----- WORKING DATA -----

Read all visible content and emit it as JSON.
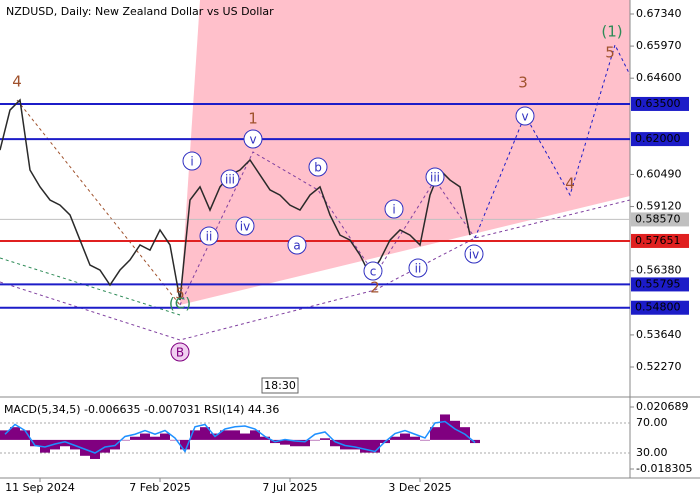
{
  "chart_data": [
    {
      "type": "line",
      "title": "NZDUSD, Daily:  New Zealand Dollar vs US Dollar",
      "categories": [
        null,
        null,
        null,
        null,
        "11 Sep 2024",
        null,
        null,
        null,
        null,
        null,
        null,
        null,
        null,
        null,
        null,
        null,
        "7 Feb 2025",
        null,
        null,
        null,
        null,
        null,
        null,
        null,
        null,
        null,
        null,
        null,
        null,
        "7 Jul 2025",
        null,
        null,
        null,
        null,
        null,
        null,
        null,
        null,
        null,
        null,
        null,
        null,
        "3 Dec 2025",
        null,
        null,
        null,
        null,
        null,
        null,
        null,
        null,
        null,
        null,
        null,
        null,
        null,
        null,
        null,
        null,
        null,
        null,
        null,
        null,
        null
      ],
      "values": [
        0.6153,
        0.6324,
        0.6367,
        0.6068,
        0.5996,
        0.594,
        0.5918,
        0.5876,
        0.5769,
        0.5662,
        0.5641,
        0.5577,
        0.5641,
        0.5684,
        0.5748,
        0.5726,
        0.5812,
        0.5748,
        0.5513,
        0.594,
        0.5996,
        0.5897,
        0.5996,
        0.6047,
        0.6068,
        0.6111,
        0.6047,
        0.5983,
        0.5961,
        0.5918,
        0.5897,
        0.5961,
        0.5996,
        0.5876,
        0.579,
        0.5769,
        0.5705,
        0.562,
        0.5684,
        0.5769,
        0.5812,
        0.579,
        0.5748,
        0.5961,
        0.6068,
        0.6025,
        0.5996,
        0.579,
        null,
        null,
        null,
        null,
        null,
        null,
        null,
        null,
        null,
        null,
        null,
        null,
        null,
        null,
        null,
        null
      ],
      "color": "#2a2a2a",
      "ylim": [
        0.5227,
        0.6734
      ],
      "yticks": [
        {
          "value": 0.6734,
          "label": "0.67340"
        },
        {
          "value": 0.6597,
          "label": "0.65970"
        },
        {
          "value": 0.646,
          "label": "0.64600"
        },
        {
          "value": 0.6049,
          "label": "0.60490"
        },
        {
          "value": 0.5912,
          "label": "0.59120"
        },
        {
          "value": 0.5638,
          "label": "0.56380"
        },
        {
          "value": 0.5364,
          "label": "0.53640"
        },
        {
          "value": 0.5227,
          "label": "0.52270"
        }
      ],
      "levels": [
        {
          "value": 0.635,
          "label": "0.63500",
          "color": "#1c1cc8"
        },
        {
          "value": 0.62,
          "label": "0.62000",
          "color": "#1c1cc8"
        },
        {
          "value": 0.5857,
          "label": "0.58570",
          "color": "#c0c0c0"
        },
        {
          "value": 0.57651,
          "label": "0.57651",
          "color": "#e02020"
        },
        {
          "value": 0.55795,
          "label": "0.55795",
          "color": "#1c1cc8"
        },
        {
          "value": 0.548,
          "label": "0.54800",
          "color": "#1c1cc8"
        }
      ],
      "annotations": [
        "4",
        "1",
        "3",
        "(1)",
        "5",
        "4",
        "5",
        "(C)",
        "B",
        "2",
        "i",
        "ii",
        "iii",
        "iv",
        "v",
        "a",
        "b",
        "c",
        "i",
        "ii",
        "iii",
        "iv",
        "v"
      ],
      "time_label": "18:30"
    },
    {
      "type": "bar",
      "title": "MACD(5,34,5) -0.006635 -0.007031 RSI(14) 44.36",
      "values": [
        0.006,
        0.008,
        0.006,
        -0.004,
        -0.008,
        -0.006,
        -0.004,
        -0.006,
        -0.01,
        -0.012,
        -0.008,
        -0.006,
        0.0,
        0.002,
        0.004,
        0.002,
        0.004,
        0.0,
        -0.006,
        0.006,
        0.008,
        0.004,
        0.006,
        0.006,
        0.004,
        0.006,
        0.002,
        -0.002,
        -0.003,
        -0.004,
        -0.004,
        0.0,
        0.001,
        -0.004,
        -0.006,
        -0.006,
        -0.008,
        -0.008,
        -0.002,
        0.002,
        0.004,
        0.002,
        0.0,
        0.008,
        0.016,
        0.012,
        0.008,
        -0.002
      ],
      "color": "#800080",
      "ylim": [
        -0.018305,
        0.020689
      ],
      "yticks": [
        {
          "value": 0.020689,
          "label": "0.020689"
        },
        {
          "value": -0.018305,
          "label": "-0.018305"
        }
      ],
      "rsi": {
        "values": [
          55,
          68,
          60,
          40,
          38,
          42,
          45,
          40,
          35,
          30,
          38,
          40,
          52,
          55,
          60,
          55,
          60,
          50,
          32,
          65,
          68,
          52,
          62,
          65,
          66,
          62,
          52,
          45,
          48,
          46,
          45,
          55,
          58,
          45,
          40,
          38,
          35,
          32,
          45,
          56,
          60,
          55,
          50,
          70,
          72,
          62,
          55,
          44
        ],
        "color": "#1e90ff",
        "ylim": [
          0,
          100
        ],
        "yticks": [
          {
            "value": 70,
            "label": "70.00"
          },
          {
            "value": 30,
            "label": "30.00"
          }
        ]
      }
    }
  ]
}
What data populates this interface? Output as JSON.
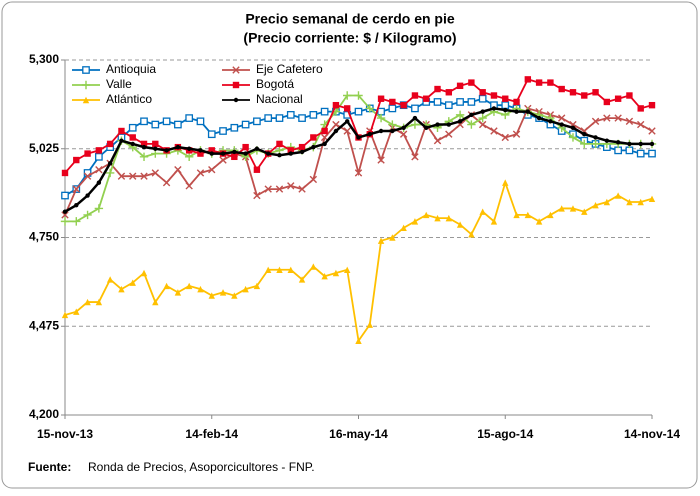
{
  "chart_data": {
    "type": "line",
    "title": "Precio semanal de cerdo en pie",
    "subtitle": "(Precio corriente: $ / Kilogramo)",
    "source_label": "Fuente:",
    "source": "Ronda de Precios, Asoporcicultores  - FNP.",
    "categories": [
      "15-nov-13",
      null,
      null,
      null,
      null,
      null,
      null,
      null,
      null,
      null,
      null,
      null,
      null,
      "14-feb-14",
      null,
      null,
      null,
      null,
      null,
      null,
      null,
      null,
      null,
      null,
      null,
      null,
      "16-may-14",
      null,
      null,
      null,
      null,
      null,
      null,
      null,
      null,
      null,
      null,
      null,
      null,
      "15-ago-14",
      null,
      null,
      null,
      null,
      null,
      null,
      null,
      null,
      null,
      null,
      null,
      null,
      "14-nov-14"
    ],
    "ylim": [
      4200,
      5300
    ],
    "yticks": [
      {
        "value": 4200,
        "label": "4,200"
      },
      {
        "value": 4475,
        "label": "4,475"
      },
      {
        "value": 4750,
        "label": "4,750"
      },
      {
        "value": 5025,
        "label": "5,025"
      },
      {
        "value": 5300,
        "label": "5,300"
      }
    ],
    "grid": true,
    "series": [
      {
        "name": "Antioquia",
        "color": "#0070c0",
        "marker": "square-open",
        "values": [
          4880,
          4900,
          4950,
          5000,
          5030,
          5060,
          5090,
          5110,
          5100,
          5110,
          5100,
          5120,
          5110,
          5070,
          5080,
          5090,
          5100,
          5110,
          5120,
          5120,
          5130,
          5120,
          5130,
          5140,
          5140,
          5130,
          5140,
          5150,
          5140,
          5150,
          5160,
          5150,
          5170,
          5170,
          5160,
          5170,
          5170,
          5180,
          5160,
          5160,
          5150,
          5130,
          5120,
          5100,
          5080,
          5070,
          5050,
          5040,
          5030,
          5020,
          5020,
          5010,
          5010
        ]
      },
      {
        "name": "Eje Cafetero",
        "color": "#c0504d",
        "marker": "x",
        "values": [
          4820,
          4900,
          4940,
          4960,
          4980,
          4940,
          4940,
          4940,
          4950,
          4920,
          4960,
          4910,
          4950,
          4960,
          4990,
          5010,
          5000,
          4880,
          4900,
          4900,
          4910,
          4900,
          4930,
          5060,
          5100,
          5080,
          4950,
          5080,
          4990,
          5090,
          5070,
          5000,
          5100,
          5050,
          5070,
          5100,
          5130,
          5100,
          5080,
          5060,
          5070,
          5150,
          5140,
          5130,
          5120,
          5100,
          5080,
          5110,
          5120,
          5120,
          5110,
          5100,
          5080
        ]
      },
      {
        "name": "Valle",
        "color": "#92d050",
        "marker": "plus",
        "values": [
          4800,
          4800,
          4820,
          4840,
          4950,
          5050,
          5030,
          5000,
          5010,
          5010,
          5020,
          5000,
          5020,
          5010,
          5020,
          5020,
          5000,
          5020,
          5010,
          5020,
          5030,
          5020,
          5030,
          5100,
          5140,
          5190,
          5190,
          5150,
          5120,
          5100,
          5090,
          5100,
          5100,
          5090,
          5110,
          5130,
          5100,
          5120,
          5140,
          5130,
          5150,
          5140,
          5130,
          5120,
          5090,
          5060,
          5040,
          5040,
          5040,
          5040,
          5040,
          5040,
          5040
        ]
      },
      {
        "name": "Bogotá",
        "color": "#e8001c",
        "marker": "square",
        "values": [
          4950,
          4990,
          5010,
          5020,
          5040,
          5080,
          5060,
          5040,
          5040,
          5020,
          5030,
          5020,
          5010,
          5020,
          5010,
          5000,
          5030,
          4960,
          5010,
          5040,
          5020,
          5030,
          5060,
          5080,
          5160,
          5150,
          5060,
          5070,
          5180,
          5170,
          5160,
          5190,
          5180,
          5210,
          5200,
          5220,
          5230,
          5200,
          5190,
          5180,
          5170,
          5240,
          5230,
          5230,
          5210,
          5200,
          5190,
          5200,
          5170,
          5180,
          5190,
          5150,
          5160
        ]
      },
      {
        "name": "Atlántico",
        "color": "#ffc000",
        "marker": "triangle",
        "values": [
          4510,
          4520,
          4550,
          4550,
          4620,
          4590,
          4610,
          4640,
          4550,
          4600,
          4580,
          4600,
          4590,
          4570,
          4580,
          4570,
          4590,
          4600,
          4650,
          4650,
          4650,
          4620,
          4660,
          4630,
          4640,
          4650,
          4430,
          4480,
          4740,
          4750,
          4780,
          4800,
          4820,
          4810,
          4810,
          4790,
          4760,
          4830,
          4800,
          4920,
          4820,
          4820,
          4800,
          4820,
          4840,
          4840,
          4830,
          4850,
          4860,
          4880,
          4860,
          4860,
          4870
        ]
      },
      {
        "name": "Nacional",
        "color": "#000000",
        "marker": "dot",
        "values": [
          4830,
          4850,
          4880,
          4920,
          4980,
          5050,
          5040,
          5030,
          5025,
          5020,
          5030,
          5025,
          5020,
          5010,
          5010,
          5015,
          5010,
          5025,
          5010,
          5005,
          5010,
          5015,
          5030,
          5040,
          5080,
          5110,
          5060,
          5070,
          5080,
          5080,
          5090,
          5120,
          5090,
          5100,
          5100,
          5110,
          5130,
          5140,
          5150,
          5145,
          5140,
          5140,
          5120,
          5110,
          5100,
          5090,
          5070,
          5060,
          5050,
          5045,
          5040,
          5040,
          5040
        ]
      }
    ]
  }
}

-----

Among the lines of the data, identify those with the word "name". Copy each of them.

• _ANSWER TO THIS PROBLEM_:
        "name": "Antioquia",
        "name": "Eje Cafetero",
        "name": "Valle",
        "name": "Bogotá",
        "name": "Atlántico",
        "name": "Nacional",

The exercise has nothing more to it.